Find the lines of data that contain the string "palivo", then list them.

- **Raw records**:
+++

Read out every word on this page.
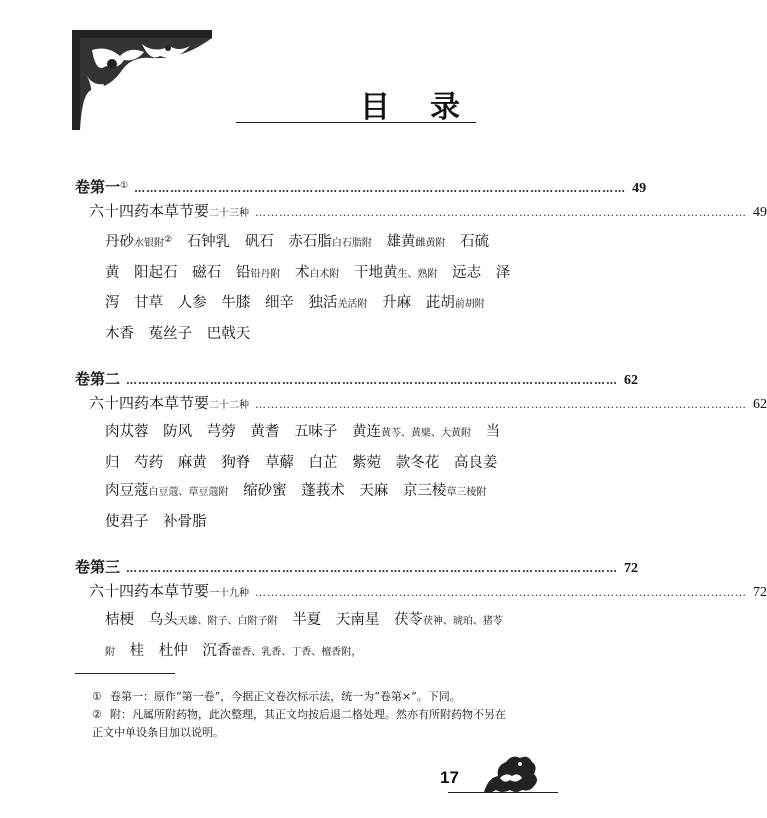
目录
卷第一① …………………………………………………………………………………………………………… 49
六十四药本草节要二十三种 …………………………………………………………………………………………………………… 49
丹砂水银附② 石钟乳 矾石 赤石脂白石脂附 雄黄雌黄附 石硫黄 阳起石 磁石 铅铅丹附 术白术附 干地黄生、熟附 远志 泽泻 甘草 人参 牛膝 细辛 独活羌活附 升麻 茈胡前胡附 木香 菟丝子 巴戟天
卷第二 …………………………………………………………………………………………………………… 62
六十四药本草节要二十二种 …………………………………………………………………………………………………………… 62
肉苁蓉 防风 芎䓖 黄耆 五味子 黄连黄芩、黄檗、大黄附 当归 芍药 麻黄 狗脊 草薢 白芷 紫菀 款冬花 高良姜 肉豆蔻白豆蔻、草豆蔻附 缩砂蜜 蓬莪术 天麻 京三棱草三棱附 使君子 补骨脂
卷第三 …………………………………………………………………………………………………………… 72
六十四药本草节要一十九种 …………………………………………………………………………………………………………… 72
桔梗 乌头天雄、附子、白附子附 半夏 天南星 茯苓茯神、琥珀、猪苓附 桂 杜仲 沉香藿香、乳香、丁香、檀香附，

① 卷第一：原作“第一卷”，今据正文卷次标示法，统一为“卷第×”。下同。

② 附：凡属所附药物，此次整理，其正文均按后退二格处理。然亦有所附药物不另在正文中单设条目加以说明。

17
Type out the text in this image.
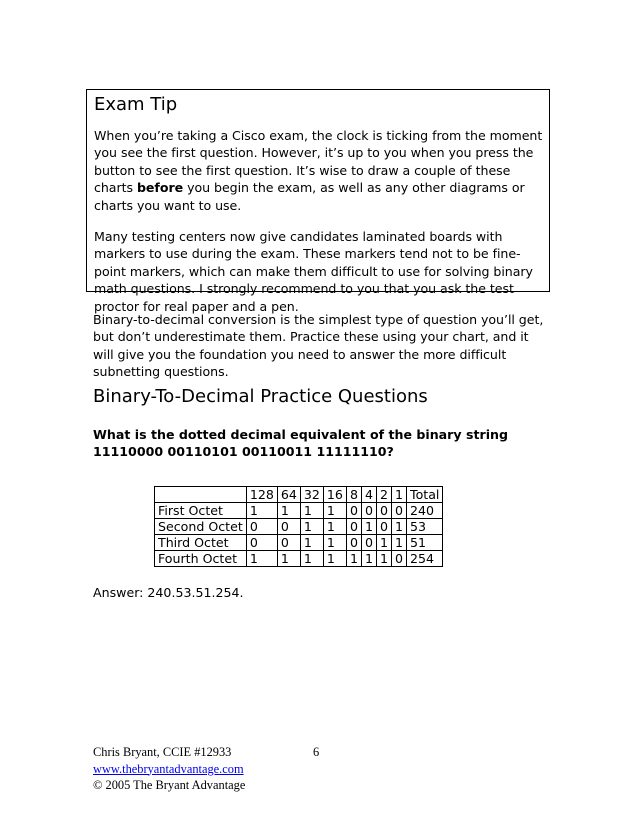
Exam Tip

When you’re taking a Cisco exam, the clock is ticking from the moment you see the first question. However, it’s up to you when you press the button to see the first question. It’s wise to draw a couple of these charts before you begin the exam, as well as any other diagrams or charts you want to use.

Many testing centers now give candidates laminated boards with markers to use during the exam. These markers tend not to be fine-point markers, which can make them difficult to use for solving binary math questions. I strongly recommend to you that you ask the test proctor for real paper and a pen.

Binary-to-decimal conversion is the simplest type of question you’ll get, but don’t underestimate them. Practice these using your chart, and it will give you the foundation you need to answer the more difficult subnetting questions.

Binary-To-Decimal Practice Questions

What is the dotted decimal equivalent of the binary string 11110000 00110101 00110011 11111110?

	128	64	32	16	8	4	2	1	Total
First Octet	1	1	1	1	0	0	0	0	240
Second Octet	0	0	1	1	0	1	0	1	53
Third Octet	0	0	1	1	0	0	1	1	51
Fourth Octet	1	1	1	1	1	1	1	0	254

Answer: 240.53.51.254.

Chris Bryant, CCIE #12933
www.thebryantadvantage.com
© 2005 The Bryant Advantage
6
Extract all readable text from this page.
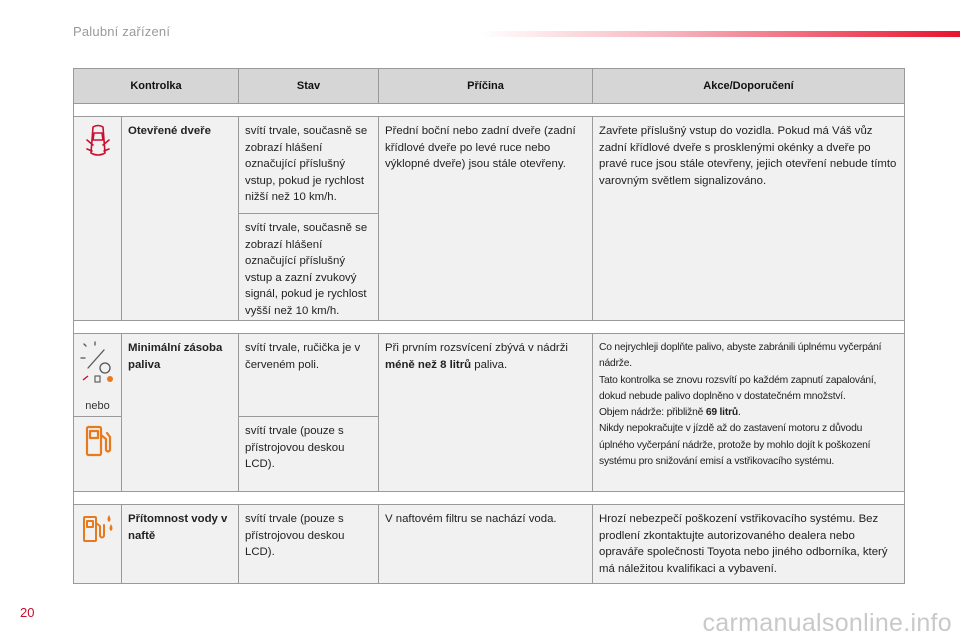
Palubní zařízení
Kontrolka		Stav	Příčina	Akce/Doporučení

	Otevřené dveře	svítí trvale, současně se zobrazí hlášení označující příslušný vstup, pokud je rychlost nižší než 10 km/h.	Přední boční nebo zadní dveře (zadní křídlové dveře po levé ruce nebo výklopné dveře) jsou stále otevřeny.	Zavřete příslušný vstup do vozidla. Pokud má Váš vůz zadní křídlové dveře s prosklenými okénky a dveře po pravé ruce jsou stále otevřeny, jejich otevření nebude tímto varovným světlem signalizováno.
		svítí trvale, současně se zobrazí hlášení označující příslušný vstup a zazní zvukový signál, pokud je rychlost vyšší než 10 km/h.		

nebo	Minimální zásoba paliva	svítí trvale, ručička je v červeném poli.	Při prvním rozsvícení zbývá v nádrži méně než 8 litrů paliva.	Co nejrychleji doplňte palivo, abyste zabránili úplnému vyčerpání nádrže.
Tato kontrolka se znovu rozsvítí po každém zapnutí zapalování, dokud nebude palivo doplněno v dostatečném množství.
Objem nádrže: přibližně 69 litrů.
Nikdy nepokračujte v jízdě až do zastavení motoru z důvodu úplného vyčerpání nádrže, protože by mohlo dojít k poškození systému pro snižování emisí a vstřikovacího systému.
	svítí trvale (pouze s přístrojovou deskou LCD).		

	Přítomnost vody v naftě	svítí trvale (pouze s přístrojovou deskou LCD).	V naftovém filtru se nachází voda.	Hrozí nebezpečí poškození vstřikovacího systému. Bez prodlení zkontaktujte autorizovaného dealera nebo opraváře společnosti Toyota nebo jiného odborníka, který má náležitou kvalifikaci a vybavení.
20	carmanualsonline.info
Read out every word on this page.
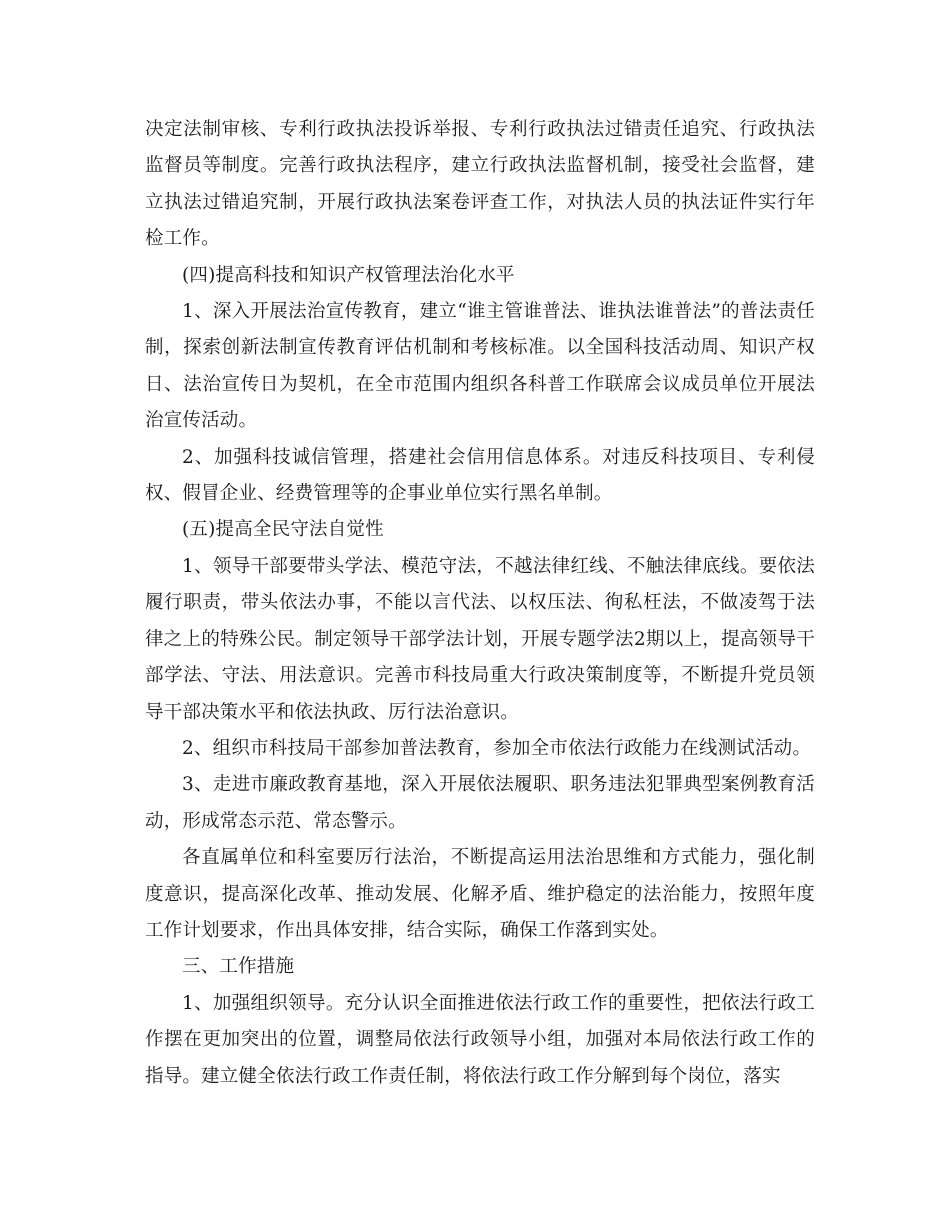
决定法制审核、专利行政执法投诉举报、专利行政执法过错责任追究、行政执法监督员等制度。完善行政执法程序，建立行政执法监督机制，接受社会监督，建立执法过错追究制，开展行政执法案卷评查工作，对执法人员的执法证件实行年检工作。

(四)提高科技和知识产权管理法治化水平

1、深入开展法治宣传教育，建立“谁主管谁普法、谁执法谁普法”的普法责任制，探索创新法制宣传教育评估机制和考核标准。以全国科技活动周、知识产权日、法治宣传日为契机，在全市范围内组织各科普工作联席会议成员单位开展法治宣传活动。

2、加强科技诚信管理，搭建社会信用信息体系。对违反科技项目、专利侵权、假冒企业、经费管理等的企事业单位实行黑名单制。

(五)提高全民守法自觉性

1、领导干部要带头学法、模范守法，不越法律红线、不触法律底线。要依法履行职责，带头依法办事，不能以言代法、以权压法、徇私枉法，不做凌驾于法律之上的特殊公民。制定领导干部学法计划，开展专题学法2期以上，提高领导干部学法、守法、用法意识。完善市科技局重大行政决策制度等，不断提升党员领导干部决策水平和依法执政、厉行法治意识。

2、组织市科技局干部参加普法教育，参加全市依法行政能力在线测试活动。

3、走进市廉政教育基地，深入开展依法履职、职务违法犯罪典型案例教育活动，形成常态示范、常态警示。

各直属单位和科室要厉行法治，不断提高运用法治思维和方式能力，强化制度意识，提高深化改革、推动发展、化解矛盾、维护稳定的法治能力，按照年度工作计划要求，作出具体安排，结合实际，确保工作落到实处。

三、工作措施

1、加强组织领导。充分认识全面推进依法行政工作的重要性，把依法行政工作摆在更加突出的位置，调整局依法行政领导小组，加强对本局依法行政工作的指导。建立健全依法行政工作责任制，将依法行政工作分解到每个岗位，落实
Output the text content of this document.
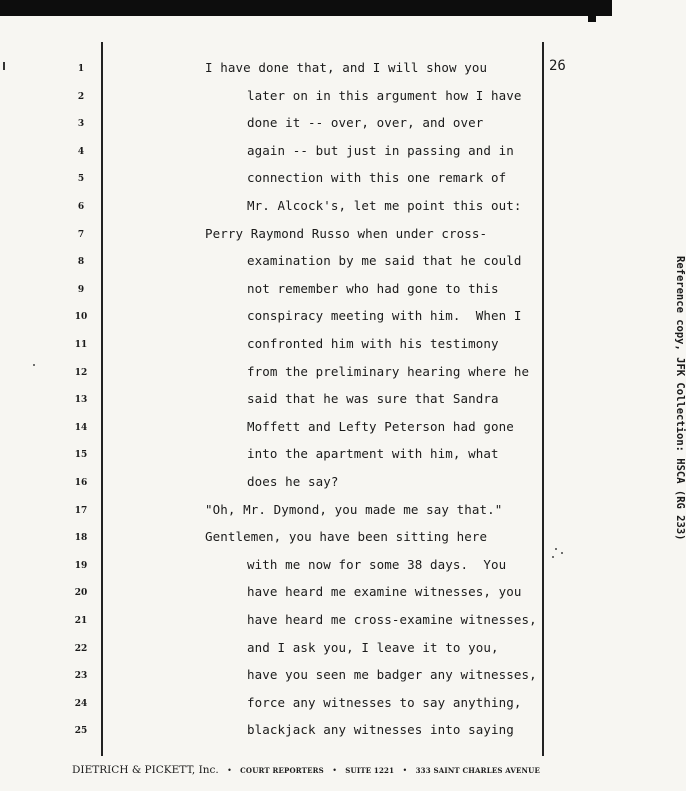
26
1	I have done that, and I will show you
2	later on in this argument how I have
3	done it -- over, over, and over
4	again -- but just in passing and in
5	connection with this one remark of
6	Mr. Alcock's, let me point this out:
7	Perry Raymond Russo when under cross-
8	examination by me said that he could
9	not remember who had gone to this
10	conspiracy meeting with him.  When I
11	confronted him with his testimony
12	from the preliminary hearing where he
13	said that he was sure that Sandra
14	Moffett and Lefty Peterson had gone
15	into the apartment with him, what
16	does he say?
17	"Oh, Mr. Dymond, you made me say that."
18	Gentlemen, you have been sitting here
19	with me now for some 38 days.  You
20	have heard me examine witnesses, you
21	have heard me cross-examine witnesses,
22	and I ask you, I leave it to you,
23	have you seen me badger any witnesses,
24	force any witnesses to say anything,
25	blackjack any witnesses into saying
Reference copy, JFK Collection: HSCA (RG 233)
DIETRICH & PICKETT, Inc. • COURT REPORTERS • SUITE 1221 • 333 SAINT CHARLES AVENUE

+++

- **Response to this exercise**:
nebo	Minimální zásoba paliva	svítí trvale, ručička je v červeném poli.	Při prvním rozsvícení zbývá v nádrži méně než 8 litrů paliva.	Co nejrychleji doplňte palivo, abyste zabránili úplnému vyčerpání nádrže.
Tato kontrolka se znovu rozsvítí po každém zapnutí zapalování, dokud nebude palivo doplněno v dostatečném množství.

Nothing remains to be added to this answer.